YOUR INSTRUCTIONS: Report every line of the records below that contains the string "материалов", copying each such line in full. Treat uppercase and lowercase letters as different.

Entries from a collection
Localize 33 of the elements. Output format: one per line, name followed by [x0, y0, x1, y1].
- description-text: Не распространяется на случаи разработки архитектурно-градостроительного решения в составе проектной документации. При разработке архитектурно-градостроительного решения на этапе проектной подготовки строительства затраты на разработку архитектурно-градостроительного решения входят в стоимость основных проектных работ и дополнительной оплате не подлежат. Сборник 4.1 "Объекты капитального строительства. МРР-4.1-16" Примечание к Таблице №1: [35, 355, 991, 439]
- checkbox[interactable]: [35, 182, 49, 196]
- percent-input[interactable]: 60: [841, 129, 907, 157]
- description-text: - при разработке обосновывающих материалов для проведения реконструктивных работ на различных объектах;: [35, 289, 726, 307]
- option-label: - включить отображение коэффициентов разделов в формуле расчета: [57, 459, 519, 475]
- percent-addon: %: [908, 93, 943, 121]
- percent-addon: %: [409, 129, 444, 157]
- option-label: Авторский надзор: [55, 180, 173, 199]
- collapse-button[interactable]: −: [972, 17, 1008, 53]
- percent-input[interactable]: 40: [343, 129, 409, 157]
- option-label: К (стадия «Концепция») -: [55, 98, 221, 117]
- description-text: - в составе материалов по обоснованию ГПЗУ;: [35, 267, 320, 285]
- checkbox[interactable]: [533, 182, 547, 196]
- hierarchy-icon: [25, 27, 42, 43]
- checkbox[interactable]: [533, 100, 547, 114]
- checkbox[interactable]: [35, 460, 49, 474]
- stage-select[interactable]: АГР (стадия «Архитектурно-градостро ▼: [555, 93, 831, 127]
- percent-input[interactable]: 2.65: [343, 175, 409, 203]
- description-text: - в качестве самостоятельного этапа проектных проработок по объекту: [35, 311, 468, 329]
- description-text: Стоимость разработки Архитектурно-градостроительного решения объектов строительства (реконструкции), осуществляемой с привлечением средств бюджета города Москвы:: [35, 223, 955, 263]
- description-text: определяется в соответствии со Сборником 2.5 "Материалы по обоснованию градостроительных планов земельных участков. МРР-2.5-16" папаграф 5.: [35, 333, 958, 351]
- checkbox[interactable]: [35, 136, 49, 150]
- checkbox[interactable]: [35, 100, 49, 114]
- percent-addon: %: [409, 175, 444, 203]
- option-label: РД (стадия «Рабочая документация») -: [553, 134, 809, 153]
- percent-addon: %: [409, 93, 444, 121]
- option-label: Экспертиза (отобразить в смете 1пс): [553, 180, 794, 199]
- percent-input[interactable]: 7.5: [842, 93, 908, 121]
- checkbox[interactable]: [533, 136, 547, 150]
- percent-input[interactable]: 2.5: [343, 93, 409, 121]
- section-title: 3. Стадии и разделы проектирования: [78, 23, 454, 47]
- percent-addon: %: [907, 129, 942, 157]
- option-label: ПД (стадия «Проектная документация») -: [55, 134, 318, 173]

OUTPUT FOR THIS EXERCISE:
- description-text: - при разработке обосновывающих материалов для проведения реконструктивных работ на различных объектах;: [35, 289, 726, 307]
- description-text: - в составе материалов по обоснованию ГПЗУ;: [35, 267, 320, 285]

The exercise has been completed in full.